• Exercise prompt
Format each line from the start of the listing through the line containing "tab-after[interactable]: After (357, 26, 417, 48)", both ends included, as a JSON list of strings, one string per line and with no blank lines.

(Listing from a layout dataset)
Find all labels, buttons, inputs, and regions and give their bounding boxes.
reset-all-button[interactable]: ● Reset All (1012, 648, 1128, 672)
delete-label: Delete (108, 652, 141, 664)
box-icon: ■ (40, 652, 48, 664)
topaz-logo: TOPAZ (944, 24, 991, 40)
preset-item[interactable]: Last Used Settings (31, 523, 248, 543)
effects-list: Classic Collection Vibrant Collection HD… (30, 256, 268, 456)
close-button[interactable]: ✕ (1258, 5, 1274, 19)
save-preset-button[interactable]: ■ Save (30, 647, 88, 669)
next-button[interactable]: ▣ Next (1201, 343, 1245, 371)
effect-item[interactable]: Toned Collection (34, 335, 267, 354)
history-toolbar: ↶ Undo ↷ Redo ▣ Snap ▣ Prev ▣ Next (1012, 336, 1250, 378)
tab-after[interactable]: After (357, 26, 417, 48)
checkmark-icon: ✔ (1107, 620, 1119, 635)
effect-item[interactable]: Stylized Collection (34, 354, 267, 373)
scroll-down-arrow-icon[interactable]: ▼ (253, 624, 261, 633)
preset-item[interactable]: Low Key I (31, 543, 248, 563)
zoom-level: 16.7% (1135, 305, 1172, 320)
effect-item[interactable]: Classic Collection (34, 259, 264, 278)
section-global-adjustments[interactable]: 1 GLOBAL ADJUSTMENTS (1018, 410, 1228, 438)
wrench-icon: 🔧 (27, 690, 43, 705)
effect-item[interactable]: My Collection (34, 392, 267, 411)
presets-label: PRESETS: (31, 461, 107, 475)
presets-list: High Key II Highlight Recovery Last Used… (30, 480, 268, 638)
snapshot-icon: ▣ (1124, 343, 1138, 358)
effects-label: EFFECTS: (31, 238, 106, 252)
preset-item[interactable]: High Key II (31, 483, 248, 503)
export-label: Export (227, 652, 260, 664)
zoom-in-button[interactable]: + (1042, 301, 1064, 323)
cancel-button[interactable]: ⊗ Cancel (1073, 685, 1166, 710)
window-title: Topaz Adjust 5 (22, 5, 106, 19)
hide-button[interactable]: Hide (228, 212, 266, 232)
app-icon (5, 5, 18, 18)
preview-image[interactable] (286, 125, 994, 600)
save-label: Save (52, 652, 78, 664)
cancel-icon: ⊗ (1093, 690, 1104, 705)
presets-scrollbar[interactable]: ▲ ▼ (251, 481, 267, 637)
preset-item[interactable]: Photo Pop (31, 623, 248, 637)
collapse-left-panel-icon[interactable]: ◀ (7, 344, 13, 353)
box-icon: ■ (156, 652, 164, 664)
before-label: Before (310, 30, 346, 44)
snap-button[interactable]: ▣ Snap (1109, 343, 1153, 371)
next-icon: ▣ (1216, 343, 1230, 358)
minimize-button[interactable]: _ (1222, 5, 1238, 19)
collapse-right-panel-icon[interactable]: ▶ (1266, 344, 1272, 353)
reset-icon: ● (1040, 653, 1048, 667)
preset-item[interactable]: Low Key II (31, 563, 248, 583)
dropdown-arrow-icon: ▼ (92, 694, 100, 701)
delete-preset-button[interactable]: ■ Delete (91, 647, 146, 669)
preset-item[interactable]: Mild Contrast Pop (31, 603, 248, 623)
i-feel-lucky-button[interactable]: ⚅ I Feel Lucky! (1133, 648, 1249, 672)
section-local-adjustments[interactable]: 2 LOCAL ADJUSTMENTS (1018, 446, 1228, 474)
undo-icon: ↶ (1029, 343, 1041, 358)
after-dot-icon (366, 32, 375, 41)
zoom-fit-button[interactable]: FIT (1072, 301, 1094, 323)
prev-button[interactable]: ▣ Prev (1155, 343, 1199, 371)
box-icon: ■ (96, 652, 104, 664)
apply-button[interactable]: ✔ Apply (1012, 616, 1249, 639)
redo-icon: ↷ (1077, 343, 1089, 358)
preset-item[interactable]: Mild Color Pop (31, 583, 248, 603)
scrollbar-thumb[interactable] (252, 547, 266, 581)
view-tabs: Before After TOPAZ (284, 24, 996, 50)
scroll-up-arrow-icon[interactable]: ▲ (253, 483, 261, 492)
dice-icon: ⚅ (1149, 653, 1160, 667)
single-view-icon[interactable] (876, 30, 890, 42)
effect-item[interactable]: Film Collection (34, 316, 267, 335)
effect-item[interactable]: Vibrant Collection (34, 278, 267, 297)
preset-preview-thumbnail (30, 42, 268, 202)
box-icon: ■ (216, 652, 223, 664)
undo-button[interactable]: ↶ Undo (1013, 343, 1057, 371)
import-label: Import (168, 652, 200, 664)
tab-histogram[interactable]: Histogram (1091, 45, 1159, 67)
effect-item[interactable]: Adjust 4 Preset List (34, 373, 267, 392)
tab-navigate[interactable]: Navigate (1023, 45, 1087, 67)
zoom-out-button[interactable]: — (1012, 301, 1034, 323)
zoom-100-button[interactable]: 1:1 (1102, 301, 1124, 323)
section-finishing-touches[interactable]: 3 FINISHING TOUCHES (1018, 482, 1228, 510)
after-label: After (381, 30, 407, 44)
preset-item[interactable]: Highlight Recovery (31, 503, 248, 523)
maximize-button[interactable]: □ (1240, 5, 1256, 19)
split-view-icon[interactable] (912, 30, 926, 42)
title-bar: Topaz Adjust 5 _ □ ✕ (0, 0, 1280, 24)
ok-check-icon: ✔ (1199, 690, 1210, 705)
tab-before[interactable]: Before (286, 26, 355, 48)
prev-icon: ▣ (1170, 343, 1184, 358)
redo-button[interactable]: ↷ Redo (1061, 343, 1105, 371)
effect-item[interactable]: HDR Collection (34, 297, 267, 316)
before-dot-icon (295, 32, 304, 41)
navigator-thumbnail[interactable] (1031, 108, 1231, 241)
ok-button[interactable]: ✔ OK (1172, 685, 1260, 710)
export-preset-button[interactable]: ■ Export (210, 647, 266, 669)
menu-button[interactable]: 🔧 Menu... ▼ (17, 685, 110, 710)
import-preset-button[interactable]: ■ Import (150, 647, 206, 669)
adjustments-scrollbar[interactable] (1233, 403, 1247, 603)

• Result of the exercise
[
  "Find all labels, buttons, inputs, and regions and give their bounding boxes.",
  "reset-all-button[interactable]: ● Reset All (1012, 648, 1128, 672)",
  "delete-label: Delete (108, 652, 141, 664)",
  "box-icon: ■ (40, 652, 48, 664)",
  "topaz-logo: TOPAZ (944, 24, 991, 40)",
  "preset-item[interactable]: Last Used Settings (31, 523, 248, 543)",
  "effects-list: Classic Collection Vibrant Collection HD… (30, 256, 268, 456)",
  "close-button[interactable]: ✕ (1258, 5, 1274, 19)",
  "save-preset-button[interactable]: ■ Save (30, 647, 88, 669)",
  "next-button[interactable]: ▣ Next (1201, 343, 1245, 371)",
  "effect-item[interactable]: Toned Collection (34, 335, 267, 354)",
  "history-toolbar: ↶ Undo ↷ Redo ▣ Snap ▣ Prev ▣ Next (1012, 336, 1250, 378)",
  "tab-after[interactable]: After (357, 26, 417, 48)"
]